(Figure record extracts)
• • • •

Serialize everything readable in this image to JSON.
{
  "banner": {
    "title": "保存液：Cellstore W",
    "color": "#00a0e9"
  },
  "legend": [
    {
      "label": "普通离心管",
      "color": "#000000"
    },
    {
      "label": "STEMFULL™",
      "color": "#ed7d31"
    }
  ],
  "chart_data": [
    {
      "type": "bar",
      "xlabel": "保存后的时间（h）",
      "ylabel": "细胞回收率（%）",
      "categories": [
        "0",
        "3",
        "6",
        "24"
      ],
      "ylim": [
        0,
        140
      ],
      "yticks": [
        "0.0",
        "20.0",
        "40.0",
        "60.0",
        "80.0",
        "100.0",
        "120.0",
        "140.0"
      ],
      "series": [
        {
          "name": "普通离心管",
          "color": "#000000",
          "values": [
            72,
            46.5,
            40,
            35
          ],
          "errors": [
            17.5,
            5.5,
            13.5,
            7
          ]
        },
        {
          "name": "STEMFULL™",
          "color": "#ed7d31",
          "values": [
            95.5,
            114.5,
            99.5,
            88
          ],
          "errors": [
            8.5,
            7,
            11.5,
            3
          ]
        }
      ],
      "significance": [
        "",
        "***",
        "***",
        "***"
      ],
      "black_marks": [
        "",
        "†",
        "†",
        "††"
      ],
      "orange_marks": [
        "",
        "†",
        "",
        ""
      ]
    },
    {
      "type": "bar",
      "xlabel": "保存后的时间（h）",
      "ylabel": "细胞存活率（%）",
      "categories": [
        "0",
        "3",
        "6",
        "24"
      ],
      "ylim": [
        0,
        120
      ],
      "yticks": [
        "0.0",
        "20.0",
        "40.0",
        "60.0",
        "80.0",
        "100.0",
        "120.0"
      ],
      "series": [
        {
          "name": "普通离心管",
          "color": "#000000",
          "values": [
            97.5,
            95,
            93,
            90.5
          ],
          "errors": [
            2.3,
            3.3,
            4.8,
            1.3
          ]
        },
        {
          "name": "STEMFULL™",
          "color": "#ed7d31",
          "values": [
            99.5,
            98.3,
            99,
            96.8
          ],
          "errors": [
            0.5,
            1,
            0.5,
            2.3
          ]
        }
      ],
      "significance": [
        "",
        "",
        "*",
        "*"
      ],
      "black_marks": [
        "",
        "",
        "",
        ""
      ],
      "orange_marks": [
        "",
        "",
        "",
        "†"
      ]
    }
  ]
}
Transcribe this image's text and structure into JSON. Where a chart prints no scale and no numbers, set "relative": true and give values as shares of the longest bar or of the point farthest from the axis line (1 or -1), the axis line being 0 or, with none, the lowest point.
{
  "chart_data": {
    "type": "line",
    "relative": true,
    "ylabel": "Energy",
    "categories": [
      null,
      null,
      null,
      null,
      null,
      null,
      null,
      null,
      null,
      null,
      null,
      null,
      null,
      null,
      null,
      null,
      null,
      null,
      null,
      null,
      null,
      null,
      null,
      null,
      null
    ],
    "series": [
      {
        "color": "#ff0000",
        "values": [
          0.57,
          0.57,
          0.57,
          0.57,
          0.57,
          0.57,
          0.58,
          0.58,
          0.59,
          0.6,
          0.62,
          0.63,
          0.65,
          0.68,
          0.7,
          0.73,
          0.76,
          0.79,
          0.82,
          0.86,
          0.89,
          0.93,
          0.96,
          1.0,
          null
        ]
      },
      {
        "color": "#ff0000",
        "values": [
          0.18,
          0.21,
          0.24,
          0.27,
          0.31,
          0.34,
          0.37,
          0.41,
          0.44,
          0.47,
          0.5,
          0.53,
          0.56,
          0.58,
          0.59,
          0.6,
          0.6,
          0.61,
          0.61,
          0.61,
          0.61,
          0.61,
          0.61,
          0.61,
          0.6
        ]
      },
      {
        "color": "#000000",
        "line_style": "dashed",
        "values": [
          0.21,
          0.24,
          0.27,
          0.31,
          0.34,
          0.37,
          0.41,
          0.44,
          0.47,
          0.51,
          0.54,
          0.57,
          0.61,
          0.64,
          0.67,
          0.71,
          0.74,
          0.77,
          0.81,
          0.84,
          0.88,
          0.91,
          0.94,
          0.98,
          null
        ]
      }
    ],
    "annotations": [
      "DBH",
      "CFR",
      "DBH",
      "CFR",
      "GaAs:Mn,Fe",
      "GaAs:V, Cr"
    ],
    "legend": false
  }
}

• • • •

• _DO THIS_: Go through the records above, find every line with the word "color", and list those lines.

• _PROBLEM SOLUTION_:
    "color": "#00a0e9"
      "color": "#000000"
      "color": "#ed7d31"
          "color": "#000000",
          "color": "#ed7d31",
          "color": "#000000",
          "color": "#ed7d31",
        "color": "#ff0000",
        "color": "#ff0000",
        "color": "#000000",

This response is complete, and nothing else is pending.